§ **Set problem**: Gather each line of the entries below that includes "zkouška".

§ **Records provided**:
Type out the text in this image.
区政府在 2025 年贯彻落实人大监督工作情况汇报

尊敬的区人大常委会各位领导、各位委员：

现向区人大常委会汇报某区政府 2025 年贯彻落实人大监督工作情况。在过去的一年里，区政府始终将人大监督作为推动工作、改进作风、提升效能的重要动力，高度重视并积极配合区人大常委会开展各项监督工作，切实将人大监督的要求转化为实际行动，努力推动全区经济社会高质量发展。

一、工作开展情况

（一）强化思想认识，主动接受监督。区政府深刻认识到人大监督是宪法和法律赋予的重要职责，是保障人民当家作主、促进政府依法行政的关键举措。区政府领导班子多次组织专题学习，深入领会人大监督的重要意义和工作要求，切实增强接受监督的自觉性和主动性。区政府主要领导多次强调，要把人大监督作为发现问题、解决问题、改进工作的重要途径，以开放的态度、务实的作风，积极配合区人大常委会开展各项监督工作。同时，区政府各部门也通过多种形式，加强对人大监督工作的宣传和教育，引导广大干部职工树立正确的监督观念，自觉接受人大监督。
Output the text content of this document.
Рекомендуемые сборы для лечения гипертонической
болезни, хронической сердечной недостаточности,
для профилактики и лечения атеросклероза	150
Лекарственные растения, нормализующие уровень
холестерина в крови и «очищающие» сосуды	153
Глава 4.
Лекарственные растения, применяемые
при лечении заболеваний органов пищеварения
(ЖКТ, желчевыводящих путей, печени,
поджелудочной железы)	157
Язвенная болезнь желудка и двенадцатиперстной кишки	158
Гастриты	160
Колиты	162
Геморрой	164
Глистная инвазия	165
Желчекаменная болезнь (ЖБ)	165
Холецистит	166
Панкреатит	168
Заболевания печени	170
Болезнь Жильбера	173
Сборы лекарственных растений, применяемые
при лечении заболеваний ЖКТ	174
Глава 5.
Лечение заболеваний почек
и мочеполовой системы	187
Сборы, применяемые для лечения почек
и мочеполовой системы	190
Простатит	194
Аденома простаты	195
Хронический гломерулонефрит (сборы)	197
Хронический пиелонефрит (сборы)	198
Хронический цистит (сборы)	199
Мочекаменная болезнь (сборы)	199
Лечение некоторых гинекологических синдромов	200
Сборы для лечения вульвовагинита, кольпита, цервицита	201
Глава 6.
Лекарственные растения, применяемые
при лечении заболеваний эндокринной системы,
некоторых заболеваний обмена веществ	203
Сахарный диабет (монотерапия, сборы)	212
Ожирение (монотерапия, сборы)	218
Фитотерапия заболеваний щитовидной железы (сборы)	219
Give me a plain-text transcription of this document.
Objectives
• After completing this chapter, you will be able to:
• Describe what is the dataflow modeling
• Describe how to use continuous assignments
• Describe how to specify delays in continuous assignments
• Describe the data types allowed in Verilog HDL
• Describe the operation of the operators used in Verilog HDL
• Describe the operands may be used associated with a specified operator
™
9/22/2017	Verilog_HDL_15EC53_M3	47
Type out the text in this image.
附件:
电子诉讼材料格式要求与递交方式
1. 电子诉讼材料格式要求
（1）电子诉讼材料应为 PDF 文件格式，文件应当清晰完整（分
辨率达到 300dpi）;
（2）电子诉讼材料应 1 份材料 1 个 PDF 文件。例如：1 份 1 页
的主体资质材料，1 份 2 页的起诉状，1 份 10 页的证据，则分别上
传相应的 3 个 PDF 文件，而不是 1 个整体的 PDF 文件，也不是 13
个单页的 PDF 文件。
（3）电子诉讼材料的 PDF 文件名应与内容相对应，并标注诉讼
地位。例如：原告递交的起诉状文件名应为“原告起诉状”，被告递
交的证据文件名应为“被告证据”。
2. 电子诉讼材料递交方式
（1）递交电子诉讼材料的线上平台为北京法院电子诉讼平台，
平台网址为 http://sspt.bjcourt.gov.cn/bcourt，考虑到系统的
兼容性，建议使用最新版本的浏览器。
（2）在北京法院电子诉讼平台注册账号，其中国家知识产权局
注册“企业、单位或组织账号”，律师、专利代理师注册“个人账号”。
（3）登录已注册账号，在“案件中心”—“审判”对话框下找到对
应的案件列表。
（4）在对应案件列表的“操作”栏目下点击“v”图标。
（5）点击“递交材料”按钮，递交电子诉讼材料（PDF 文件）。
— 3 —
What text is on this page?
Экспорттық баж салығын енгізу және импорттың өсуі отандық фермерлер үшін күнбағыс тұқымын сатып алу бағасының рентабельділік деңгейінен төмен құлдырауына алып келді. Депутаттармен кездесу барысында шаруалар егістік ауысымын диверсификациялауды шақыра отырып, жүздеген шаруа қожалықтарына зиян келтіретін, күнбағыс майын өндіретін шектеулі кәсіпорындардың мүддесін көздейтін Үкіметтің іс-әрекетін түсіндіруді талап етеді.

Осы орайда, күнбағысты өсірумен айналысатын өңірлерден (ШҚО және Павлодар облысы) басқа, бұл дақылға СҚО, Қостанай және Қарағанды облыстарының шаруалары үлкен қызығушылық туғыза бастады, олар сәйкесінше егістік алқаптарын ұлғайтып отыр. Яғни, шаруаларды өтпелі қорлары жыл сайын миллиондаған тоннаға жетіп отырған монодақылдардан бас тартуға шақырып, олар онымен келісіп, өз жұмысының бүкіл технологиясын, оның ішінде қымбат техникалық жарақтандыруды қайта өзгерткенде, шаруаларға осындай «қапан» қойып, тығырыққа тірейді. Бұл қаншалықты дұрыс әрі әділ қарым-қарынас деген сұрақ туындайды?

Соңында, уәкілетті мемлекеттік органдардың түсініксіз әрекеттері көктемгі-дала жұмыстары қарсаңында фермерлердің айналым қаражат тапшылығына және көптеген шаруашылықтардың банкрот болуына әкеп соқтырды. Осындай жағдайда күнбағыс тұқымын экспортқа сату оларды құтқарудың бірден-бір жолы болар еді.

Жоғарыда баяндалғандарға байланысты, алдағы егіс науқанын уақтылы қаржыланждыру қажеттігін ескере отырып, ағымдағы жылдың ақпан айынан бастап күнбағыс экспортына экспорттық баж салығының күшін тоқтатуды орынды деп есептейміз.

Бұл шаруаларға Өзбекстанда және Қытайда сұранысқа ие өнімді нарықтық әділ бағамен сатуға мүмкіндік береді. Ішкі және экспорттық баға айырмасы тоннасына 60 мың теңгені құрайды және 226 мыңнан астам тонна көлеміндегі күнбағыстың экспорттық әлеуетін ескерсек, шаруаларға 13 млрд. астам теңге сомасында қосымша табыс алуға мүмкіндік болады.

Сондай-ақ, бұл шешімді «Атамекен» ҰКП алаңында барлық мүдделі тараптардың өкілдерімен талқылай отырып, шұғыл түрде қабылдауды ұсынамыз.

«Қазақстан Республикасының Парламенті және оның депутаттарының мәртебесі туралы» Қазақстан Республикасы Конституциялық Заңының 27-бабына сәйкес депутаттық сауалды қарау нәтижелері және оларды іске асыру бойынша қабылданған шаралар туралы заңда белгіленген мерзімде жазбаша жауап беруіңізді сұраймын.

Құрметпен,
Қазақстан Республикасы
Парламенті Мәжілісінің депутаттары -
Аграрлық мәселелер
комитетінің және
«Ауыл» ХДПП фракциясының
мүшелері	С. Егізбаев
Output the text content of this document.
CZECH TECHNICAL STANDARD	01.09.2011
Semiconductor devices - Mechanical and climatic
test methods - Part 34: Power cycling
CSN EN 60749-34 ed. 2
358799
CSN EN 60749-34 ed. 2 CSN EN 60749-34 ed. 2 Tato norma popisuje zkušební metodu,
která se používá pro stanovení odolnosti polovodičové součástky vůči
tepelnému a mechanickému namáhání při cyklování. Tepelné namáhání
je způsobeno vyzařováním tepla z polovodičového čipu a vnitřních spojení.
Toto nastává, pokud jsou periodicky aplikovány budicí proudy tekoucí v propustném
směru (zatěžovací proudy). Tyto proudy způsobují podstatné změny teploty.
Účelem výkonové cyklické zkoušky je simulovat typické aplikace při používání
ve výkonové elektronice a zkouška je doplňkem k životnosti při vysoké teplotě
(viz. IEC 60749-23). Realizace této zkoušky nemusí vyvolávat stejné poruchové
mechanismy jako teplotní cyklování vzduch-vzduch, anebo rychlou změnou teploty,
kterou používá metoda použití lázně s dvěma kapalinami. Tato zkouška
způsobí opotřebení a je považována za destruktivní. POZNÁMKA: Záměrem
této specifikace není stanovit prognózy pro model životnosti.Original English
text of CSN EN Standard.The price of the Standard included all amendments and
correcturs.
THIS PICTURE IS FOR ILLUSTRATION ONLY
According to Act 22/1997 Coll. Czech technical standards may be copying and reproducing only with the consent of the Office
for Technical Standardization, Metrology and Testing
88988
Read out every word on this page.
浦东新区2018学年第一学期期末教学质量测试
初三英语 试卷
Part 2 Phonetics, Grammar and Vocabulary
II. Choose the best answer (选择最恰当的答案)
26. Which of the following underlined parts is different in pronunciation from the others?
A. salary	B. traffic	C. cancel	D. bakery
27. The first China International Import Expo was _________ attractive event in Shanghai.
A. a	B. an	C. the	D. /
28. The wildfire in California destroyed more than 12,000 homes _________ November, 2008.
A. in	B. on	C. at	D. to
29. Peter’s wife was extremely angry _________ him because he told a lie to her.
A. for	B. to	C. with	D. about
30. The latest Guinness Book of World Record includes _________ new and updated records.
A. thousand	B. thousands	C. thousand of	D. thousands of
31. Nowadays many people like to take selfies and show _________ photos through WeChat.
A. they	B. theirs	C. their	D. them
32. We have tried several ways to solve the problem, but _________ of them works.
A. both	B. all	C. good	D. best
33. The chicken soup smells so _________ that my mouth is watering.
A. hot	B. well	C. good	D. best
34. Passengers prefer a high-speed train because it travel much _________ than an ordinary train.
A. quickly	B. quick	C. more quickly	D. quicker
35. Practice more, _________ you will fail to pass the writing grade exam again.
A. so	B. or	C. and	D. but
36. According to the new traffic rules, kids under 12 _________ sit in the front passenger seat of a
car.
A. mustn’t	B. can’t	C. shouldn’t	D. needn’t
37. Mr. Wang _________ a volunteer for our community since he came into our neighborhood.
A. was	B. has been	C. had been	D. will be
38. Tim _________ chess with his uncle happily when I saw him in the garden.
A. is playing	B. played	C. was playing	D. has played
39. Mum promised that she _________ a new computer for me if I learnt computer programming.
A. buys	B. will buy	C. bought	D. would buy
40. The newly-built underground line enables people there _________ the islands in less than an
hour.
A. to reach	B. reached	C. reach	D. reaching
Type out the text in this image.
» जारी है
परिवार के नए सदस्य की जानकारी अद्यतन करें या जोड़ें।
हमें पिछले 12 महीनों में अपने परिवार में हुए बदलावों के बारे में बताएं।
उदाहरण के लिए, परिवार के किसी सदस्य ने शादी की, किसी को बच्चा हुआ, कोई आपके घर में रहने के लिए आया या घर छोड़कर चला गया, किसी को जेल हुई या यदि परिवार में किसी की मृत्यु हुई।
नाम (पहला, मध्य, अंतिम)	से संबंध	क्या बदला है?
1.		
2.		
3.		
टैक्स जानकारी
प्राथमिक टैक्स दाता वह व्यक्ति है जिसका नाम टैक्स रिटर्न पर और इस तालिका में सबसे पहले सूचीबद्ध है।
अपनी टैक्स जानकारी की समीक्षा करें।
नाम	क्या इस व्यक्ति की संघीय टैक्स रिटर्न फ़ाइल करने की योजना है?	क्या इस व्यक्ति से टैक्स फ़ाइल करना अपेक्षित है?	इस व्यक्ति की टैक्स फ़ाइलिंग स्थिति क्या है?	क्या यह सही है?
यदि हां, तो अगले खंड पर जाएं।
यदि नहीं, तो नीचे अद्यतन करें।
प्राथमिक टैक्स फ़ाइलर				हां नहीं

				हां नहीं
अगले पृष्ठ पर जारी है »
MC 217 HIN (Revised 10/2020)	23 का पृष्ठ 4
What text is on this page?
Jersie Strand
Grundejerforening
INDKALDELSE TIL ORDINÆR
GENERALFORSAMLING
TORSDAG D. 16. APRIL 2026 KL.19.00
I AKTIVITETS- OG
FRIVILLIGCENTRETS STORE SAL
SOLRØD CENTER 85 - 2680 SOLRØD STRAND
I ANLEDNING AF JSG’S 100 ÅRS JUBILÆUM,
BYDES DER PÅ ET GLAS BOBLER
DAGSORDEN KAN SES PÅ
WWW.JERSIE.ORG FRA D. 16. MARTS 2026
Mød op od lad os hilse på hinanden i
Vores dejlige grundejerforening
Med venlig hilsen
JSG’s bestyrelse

§ **Written answer**:
ve výkonové elektronice a zkouška je doplňkem k životnosti při vysoké teplotě
kterou používá metoda použití lázně s dvěma kapalinami. Tato zkouška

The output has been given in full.